_WHAT NEEDS TO BE DONE_
Produce the listing below again, exactly as shown.

________

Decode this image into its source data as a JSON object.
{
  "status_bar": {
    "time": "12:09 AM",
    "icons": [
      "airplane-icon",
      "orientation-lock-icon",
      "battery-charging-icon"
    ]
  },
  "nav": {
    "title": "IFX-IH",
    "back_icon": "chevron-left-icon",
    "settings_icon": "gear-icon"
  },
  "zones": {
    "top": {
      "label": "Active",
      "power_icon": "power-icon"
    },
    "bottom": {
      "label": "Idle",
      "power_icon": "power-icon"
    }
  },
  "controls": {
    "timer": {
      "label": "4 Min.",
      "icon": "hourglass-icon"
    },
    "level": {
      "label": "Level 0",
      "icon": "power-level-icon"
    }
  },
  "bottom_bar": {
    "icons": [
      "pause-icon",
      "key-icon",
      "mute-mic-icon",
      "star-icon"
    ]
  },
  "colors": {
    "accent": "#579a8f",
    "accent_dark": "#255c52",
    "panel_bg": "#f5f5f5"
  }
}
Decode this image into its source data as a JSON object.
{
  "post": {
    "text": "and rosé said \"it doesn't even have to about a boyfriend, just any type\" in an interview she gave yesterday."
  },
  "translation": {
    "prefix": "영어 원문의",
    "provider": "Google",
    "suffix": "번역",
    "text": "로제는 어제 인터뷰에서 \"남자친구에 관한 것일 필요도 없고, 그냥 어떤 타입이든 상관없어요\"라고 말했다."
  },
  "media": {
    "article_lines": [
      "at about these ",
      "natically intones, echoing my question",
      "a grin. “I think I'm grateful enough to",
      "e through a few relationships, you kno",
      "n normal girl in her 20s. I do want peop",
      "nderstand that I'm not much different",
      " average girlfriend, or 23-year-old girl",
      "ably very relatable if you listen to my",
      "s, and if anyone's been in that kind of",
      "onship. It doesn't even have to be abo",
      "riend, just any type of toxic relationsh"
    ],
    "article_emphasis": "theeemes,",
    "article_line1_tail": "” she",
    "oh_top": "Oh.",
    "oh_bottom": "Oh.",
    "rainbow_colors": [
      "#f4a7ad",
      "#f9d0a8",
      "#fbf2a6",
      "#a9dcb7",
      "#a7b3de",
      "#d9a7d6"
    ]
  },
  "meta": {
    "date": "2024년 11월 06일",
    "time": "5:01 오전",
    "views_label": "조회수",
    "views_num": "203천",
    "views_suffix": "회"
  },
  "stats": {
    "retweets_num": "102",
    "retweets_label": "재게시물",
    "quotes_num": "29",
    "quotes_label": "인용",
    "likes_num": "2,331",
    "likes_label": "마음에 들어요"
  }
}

________

_SOLUTION TO THIS PROBLEM_
Decode this image into its source data as a JSON object.
{
  "status_bar": {
    "time": "12:09 AM",
    "icons": [
      "airplane-icon",
      "orientation-lock-icon",
      "battery-charging-icon"
    ]
  },
  "nav": {
    "title": "IFX-IH",
    "back_icon": "chevron-left-icon",
    "settings_icon": "gear-icon"
  },
  "zones": {
    "top": {
      "label": "Active",
      "power_icon": "power-icon"
    },
    "bottom": {
      "label": "Idle",
      "power_icon": "power-icon"
    }
  },
  "controls": {
    "timer": {
      "label": "4 Min.",
      "icon": "hourglass-icon"
    },
    "level": {
      "label": "Level 0",
      "icon": "power-level-icon"
    }
  },
  "bottom_bar": {
    "icons": [
      "pause-icon",
      "key-icon",
      "mute-mic-icon",
      "star-icon"
    ]
  },
  "colors": {
    "accent": "#579a8f",
    "accent_dark": "#255c52",
    "panel_bg": "#f5f5f5"
  }
}
Decode this image into its source data as a JSON object.
{
  "post": {
    "text": "and rosé said \"it doesn't even have to about a boyfriend, just any type\" in an interview she gave yesterday."
  },
  "translation": {
    "prefix": "영어 원문의",
    "provider": "Google",
    "suffix": "번역",
    "text": "로제는 어제 인터뷰에서 \"남자친구에 관한 것일 필요도 없고, 그냥 어떤 타입이든 상관없어요\"라고 말했다."
  },
  "media": {
    "article_lines": [
      "at about these ",
      "natically intones, echoing my question",
      "a grin. “I think I'm grateful enough to",
      "e through a few relationships, you kno",
      "n normal girl in her 20s. I do want peop",
      "nderstand that I'm not much different",
      " average girlfriend, or 23-year-old girl",
      "ably very relatable if you listen to my",
      "s, and if anyone's been in that kind of",
      "onship. It doesn't even have to be abo",
      "riend, just any type of toxic relationsh"
    ],
    "article_emphasis": "theeemes,",
    "article_line1_tail": "” she",
    "oh_top": "Oh.",
    "oh_bottom": "Oh.",
    "rainbow_colors": [
      "#f4a7ad",
      "#f9d0a8",
      "#fbf2a6",
      "#a9dcb7",
      "#a7b3de",
      "#d9a7d6"
    ]
  },
  "meta": {
    "date": "2024년 11월 06일",
    "time": "5:01 오전",
    "views_label": "조회수",
    "views_num": "203천",
    "views_suffix": "회"
  },
  "stats": {
    "retweets_num": "102",
    "retweets_label": "재게시물",
    "quotes_num": "29",
    "quotes_label": "인용",
    "likes_num": "2,331",
    "likes_label": "마음에 들어요"
  }
}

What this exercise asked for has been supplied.